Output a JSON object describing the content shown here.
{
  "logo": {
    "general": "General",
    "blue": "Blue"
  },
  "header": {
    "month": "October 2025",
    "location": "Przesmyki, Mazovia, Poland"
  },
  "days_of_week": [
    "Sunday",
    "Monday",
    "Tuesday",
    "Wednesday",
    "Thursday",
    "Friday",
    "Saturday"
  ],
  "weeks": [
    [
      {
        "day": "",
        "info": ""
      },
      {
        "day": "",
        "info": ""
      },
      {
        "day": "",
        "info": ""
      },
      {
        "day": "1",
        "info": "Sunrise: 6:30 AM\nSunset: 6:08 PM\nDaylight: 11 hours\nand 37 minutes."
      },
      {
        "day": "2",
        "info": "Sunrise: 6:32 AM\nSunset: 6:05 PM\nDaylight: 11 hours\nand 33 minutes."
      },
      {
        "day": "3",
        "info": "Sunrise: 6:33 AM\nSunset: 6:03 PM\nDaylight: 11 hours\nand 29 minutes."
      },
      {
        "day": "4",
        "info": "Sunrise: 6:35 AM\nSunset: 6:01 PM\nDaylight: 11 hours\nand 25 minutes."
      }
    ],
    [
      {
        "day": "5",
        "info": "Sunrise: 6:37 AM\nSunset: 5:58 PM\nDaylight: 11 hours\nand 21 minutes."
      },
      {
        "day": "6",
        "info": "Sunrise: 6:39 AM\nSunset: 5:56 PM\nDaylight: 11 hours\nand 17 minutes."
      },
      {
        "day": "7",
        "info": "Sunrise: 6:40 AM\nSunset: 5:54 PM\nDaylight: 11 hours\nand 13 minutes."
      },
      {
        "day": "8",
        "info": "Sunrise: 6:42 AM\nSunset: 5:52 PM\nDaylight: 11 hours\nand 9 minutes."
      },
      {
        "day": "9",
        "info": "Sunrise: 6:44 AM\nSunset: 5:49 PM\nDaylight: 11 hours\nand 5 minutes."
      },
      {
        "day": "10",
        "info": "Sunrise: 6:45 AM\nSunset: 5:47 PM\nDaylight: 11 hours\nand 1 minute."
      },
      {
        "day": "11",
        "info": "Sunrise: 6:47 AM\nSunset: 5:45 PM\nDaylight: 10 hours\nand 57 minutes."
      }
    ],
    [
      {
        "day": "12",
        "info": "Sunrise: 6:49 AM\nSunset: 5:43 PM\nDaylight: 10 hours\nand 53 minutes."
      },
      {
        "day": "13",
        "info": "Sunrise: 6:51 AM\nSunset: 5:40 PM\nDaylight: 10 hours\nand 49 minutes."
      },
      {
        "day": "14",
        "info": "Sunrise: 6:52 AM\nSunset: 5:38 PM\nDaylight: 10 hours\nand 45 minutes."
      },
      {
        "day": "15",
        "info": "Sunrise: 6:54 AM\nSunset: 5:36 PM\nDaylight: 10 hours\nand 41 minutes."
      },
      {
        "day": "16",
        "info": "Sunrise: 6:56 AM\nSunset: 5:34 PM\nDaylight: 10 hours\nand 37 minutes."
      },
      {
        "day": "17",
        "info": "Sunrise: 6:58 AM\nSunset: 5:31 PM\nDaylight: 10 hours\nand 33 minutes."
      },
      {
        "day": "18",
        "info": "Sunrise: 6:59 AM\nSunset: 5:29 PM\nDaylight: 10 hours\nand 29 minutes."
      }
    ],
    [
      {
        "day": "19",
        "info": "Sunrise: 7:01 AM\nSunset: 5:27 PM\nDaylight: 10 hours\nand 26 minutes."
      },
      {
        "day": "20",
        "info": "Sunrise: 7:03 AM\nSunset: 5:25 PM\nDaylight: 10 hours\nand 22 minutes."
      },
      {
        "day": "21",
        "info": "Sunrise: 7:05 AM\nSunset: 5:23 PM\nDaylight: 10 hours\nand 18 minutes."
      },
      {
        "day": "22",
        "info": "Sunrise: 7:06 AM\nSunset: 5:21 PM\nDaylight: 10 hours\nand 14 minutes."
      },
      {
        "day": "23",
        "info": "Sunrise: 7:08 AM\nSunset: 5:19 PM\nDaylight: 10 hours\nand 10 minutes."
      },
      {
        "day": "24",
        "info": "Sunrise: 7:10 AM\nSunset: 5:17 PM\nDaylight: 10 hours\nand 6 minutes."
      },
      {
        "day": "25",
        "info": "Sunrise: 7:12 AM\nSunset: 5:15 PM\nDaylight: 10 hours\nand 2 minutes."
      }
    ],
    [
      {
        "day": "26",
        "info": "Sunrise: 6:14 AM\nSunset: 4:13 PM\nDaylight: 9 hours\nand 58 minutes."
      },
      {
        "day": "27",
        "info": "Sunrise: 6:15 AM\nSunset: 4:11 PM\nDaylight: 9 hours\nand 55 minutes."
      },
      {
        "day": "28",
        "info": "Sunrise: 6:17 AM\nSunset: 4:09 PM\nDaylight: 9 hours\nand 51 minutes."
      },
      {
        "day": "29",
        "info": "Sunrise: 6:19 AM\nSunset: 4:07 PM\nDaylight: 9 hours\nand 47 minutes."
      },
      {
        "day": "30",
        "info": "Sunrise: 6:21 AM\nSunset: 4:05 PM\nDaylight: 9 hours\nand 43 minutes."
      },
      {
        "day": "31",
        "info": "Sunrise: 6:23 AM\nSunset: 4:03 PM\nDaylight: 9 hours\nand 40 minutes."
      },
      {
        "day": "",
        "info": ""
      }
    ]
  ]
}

.....

Each line must be given again exactly as written above.

Output a JSON object describing the content shown here.
{
  "logo": {
    "general": "General",
    "blue": "Blue"
  },
  "header": {
    "month": "October 2025",
    "location": "Przesmyki, Mazovia, Poland"
  },
  "days_of_week": [
    "Sunday",
    "Monday",
    "Tuesday",
    "Wednesday",
    "Thursday",
    "Friday",
    "Saturday"
  ],
  "weeks": [
    [
      {
        "day": "",
        "info": ""
      },
      {
        "day": "",
        "info": ""
      },
      {
        "day": "",
        "info": ""
      },
      {
        "day": "1",
        "info": "Sunrise: 6:30 AM\nSunset: 6:08 PM\nDaylight: 11 hours\nand 37 minutes."
      },
      {
        "day": "2",
        "info": "Sunrise: 6:32 AM\nSunset: 6:05 PM\nDaylight: 11 hours\nand 33 minutes."
      },
      {
        "day": "3",
        "info": "Sunrise: 6:33 AM\nSunset: 6:03 PM\nDaylight: 11 hours\nand 29 minutes."
      },
      {
        "day": "4",
        "info": "Sunrise: 6:35 AM\nSunset: 6:01 PM\nDaylight: 11 hours\nand 25 minutes."
      }
    ],
    [
      {
        "day": "5",
        "info": "Sunrise: 6:37 AM\nSunset: 5:58 PM\nDaylight: 11 hours\nand 21 minutes."
      },
      {
        "day": "6",
        "info": "Sunrise: 6:39 AM\nSunset: 5:56 PM\nDaylight: 11 hours\nand 17 minutes."
      },
      {
        "day": "7",
        "info": "Sunrise: 6:40 AM\nSunset: 5:54 PM\nDaylight: 11 hours\nand 13 minutes."
      },
      {
        "day": "8",
        "info": "Sunrise: 6:42 AM\nSunset: 5:52 PM\nDaylight: 11 hours\nand 9 minutes."
      },
      {
        "day": "9",
        "info": "Sunrise: 6:44 AM\nSunset: 5:49 PM\nDaylight: 11 hours\nand 5 minutes."
      },
      {
        "day": "10",
        "info": "Sunrise: 6:45 AM\nSunset: 5:47 PM\nDaylight: 11 hours\nand 1 minute."
      },
      {
        "day": "11",
        "info": "Sunrise: 6:47 AM\nSunset: 5:45 PM\nDaylight: 10 hours\nand 57 minutes."
      }
    ],
    [
      {
        "day": "12",
        "info": "Sunrise: 6:49 AM\nSunset: 5:43 PM\nDaylight: 10 hours\nand 53 minutes."
      },
      {
        "day": "13",
        "info": "Sunrise: 6:51 AM\nSunset: 5:40 PM\nDaylight: 10 hours\nand 49 minutes."
      },
      {
        "day": "14",
        "info": "Sunrise: 6:52 AM\nSunset: 5:38 PM\nDaylight: 10 hours\nand 45 minutes."
      },
      {
        "day": "15",
        "info": "Sunrise: 6:54 AM\nSunset: 5:36 PM\nDaylight: 10 hours\nand 41 minutes."
      },
      {
        "day": "16",
        "info": "Sunrise: 6:56 AM\nSunset: 5:34 PM\nDaylight: 10 hours\nand 37 minutes."
      },
      {
        "day": "17",
        "info": "Sunrise: 6:58 AM\nSunset: 5:31 PM\nDaylight: 10 hours\nand 33 minutes."
      },
      {
        "day": "18",
        "info": "Sunrise: 6:59 AM\nSunset: 5:29 PM\nDaylight: 10 hours\nand 29 minutes."
      }
    ],
    [
      {
        "day": "19",
        "info": "Sunrise: 7:01 AM\nSunset: 5:27 PM\nDaylight: 10 hours\nand 26 minutes."
      },
      {
        "day": "20",
        "info": "Sunrise: 7:03 AM\nSunset: 5:25 PM\nDaylight: 10 hours\nand 22 minutes."
      },
      {
        "day": "21",
        "info": "Sunrise: 7:05 AM\nSunset: 5:23 PM\nDaylight: 10 hours\nand 18 minutes."
      },
      {
        "day": "22",
        "info": "Sunrise: 7:06 AM\nSunset: 5:21 PM\nDaylight: 10 hours\nand 14 minutes."
      },
      {
        "day": "23",
        "info": "Sunrise: 7:08 AM\nSunset: 5:19 PM\nDaylight: 10 hours\nand 10 minutes."
      },
      {
        "day": "24",
        "info": "Sunrise: 7:10 AM\nSunset: 5:17 PM\nDaylight: 10 hours\nand 6 minutes."
      },
      {
        "day": "25",
        "info": "Sunrise: 7:12 AM\nSunset: 5:15 PM\nDaylight: 10 hours\nand 2 minutes."
      }
    ],
    [
      {
        "day": "26",
        "info": "Sunrise: 6:14 AM\nSunset: 4:13 PM\nDaylight: 9 hours\nand 58 minutes."
      },
      {
        "day": "27",
        "info": "Sunrise: 6:15 AM\nSunset: 4:11 PM\nDaylight: 9 hours\nand 55 minutes."
      },
      {
        "day": "28",
        "info": "Sunrise: 6:17 AM\nSunset: 4:09 PM\nDaylight: 9 hours\nand 51 minutes."
      },
      {
        "day": "29",
        "info": "Sunrise: 6:19 AM\nSunset: 4:07 PM\nDaylight: 9 hours\nand 47 minutes."
      },
      {
        "day": "30",
        "info": "Sunrise: 6:21 AM\nSunset: 4:05 PM\nDaylight: 9 hours\nand 43 minutes."
      },
      {
        "day": "31",
        "info": "Sunrise: 6:23 AM\nSunset: 4:03 PM\nDaylight: 9 hours\nand 40 minutes."
      },
      {
        "day": "",
        "info": ""
      }
    ]
  ]
}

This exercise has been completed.